◆ Stated problem 1: In the text on Newton's law of cooling, below roughly what temperature does the model treat radiation losses as negligible in still air?
◆ Stated problem 2: Summarize the text on Newton's law of cooling in two sentences.
◆ Stated problem 3: Carry on the text about Newton's law of cooling from its final point.
— Begin Text passage —
Three primary mechanisms govern heat exchange: conduction, convection, and radiation. Newton's law of cooling applies most accurately when conduction and convection dominate—as occurs when hot liquid cools in air. At the surface, warm molecules transfer energy outward; convection carries this heat away, establishing a temperature gradient.

Cooling speed depends fundamentally on two factors:

  • Temperature difference: A larger gap between object and surroundings accelerates heat loss.
  • Material and geometry properties: Surface area, thermal conductivity, and mass all influence how rapidly an object equilibrates with its environment.

This is why a thin cup cools faster than a thick ceramic mug, and why insulation slows the process dramatically.

Newton's Law of Cooling Formula

The relationship between temperature, time, and cooling coefficient follows an exponential decay model:

T = T_amb + (T_initial − T_amb) × e^(−kt)

k = (h × A) / C

  • T — Object temperature at time t, measured in Kelvin or Celsius
  • T_amb — Ambient (surrounding) temperature, in the same units as T
  • T_initial — Starting temperature of the object before cooling begins
  • k — Cooling coefficient (s⁻¹), describing how fast the object loses heat
  • t — Time elapsed, in seconds
  • h — Heat transfer coefficient (W·m⁻²·K⁻¹), property of surface–fluid interaction
  • A — Surface area of the object (m²)
  • C — Heat capacity of the object (J·K⁻¹)

Practical Application and Limitations

Real-world cooling rarely follows Newton's law perfectly. The model assumes:

  • Uniform temperature within the object (well-mixed contents)
  • Constant ambient temperature
  • Constant heat transfer coefficient (no wind, no surface changes)
  • Negligible radiation losses (valid below ~100°C in still air)

A hot cup of tea at 90°C in a 20°C room with k = 0.02 s⁻¹ cools to 40°C in roughly 85 seconds. However, air currents, evaporation, and changing surface properties introduce deviations from theory.

For industrial applications—furnace design, food safety cooling protocols, or materials processing—empirical calibration against measured data improves accuracy.

Common Pitfalls and Practical Notes

Watch these details when applying Newton's law to real scenarios:

  1. Don't ignore evaporation — Especially for liquids, evaporative cooling adds an extra heat loss mechanism beyond the model's scope. This makes actual cooling faster than the exponential prediction, particularly at elevated temperatures or low humidity.
  2. Temperature units must be absolute for k — The cooling coefficient k applies directly to Celsius or Kelvin differences, but only because ΔT is the same in both. However, always measure ambient temperature in Celsius or Kelvin; using Fahrenheit without conversion will give wrong results.
  3. Surface area and contact matter enormously — A larger, thinner object cools far faster than a compact one of identical mass. Stirring liquids and increasing air circulation both boost the effective heat transfer coefficient h, reducing cooling time.
  4. Steady-state assumption breaks down near equilibrium — Once the object temperature nears the ambient value, the exponential model becomes less reliable. Radiation, air circulation patterns, and other minor effects become proportionally significant.
— End Text passage —
— Begin Stored data —
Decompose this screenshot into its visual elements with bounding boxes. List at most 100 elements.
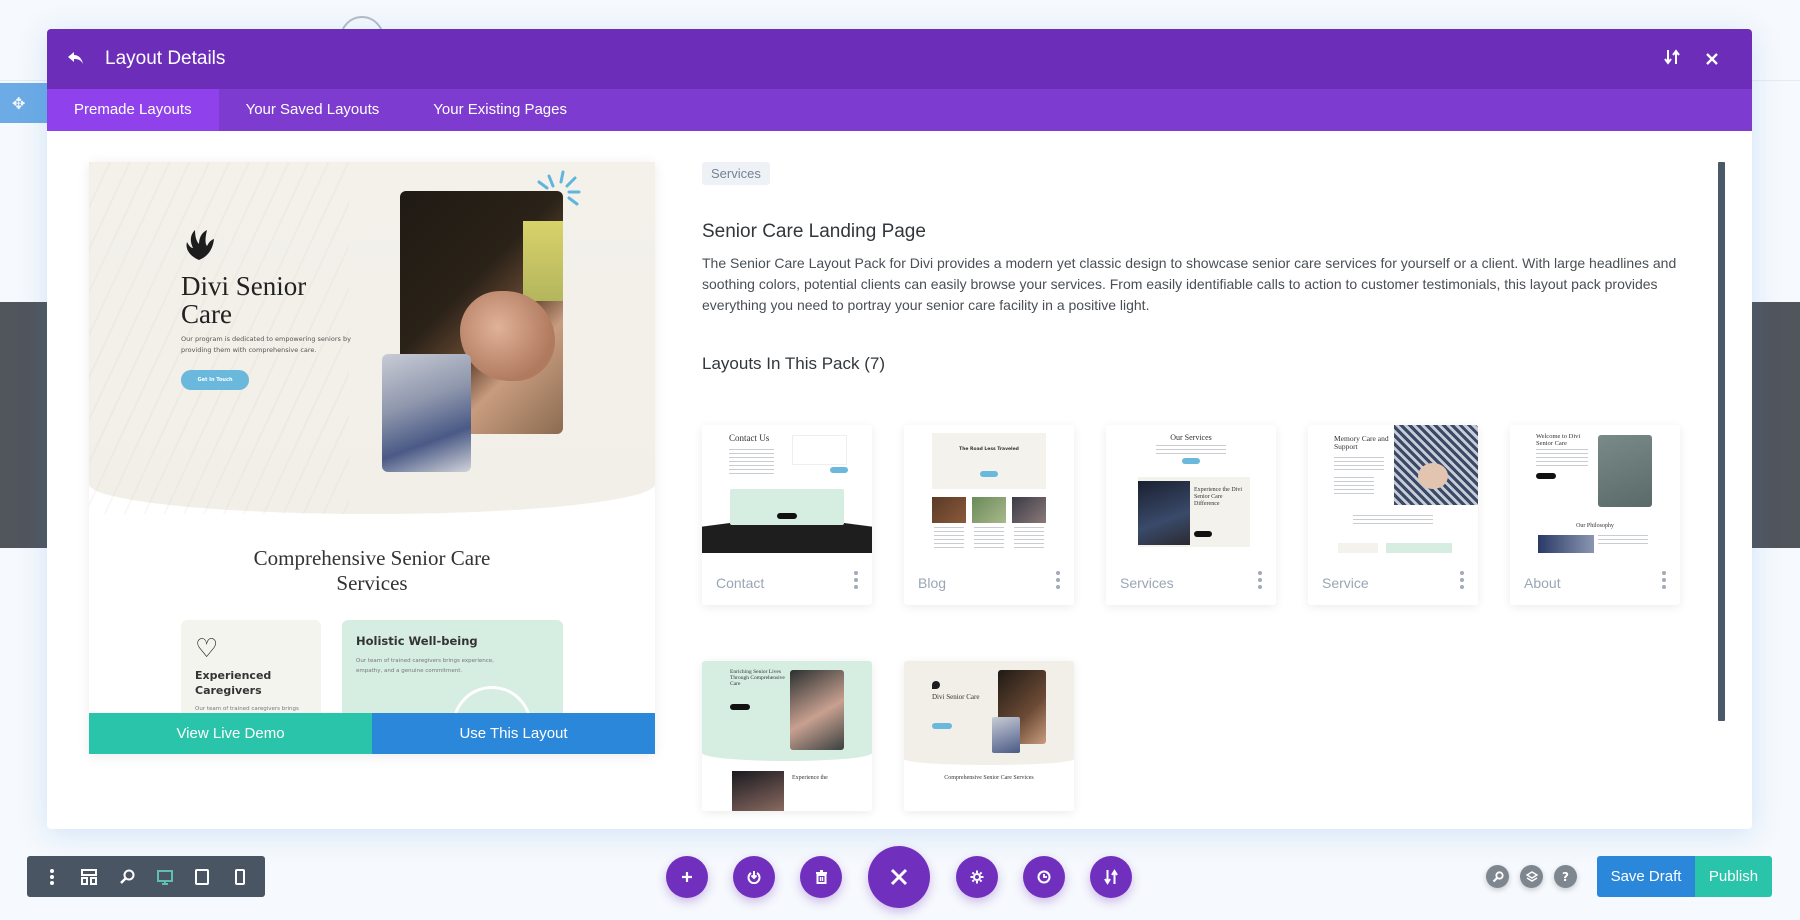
— End Stored data —
◆ Expected answer 1: Below about 100°C.

◆ Expected answer 2: Newton's law of cooling describes an object's temperature decaying exponentially toward ambient temperature, at a rate set by the temperature difference and by properties such as surface area, thermal conductivity, and mass. The model assumes uniform internal temperature, constant ambient conditions, a constant heat transfer coefficient, and negligible radiation, so effects such as evaporation and air currents cause real cooling to deviate from it.

◆ Expected answer 3:
Calculating the Cooling Coefficient from Material Properties

If you know the heat transfer coefficient, surface area, and heat capacity, the cooling coefficient k emerges directly:

k = (h × A) / C

This allows you to predict cooling behavior without trial-and-error measurements. For example, a 1 litre pan of water (C ≈ 4200 J/K) with h = 10 W·m⁻²·K⁻¹ and A = 0.05 m² yields k = 0.05/4200 ≈ 0.000012 s⁻¹. The larger the mass or heat capacity, the smaller k, and the slower the cooling.

In practice, h varies with fluid dynamics; still air gives h ≈ 5–10, forced convection h ≈ 50–100, and boiling water h ≈ 1000 or more. Accurate k estimation requires either empirical measurement or detailed fluid-dynamics simulation.

Frequently Asked Questions

What does the cooling coefficient k represent, and how do I find it?

The cooling coefficient k (units: s⁻¹) encodes how quickly an object exchanges heat with its surroundings. It depends on material properties: k = (h × A) / C, where h is the heat transfer coefficient, A is surface area, and C is heat capacity. You can estimate k from material handbooks, or measure it experimentally by tracking temperature decay over time and fitting the exponential curve.

Can I use Fahrenheit temperatures in this calculator?

Yes, but with care. Temperature differences are identical in Celsius and Fahrenheit (a 10°C drop equals a 18°F drop), so the cooling coefficient k works unchanged. Enter all temperatures—ambient, initial, and final—in the same scale. The exponential decay curve and time predictions remain valid. Just ensure consistency; mixing units invalidates the result.

How does surface area affect cooling speed?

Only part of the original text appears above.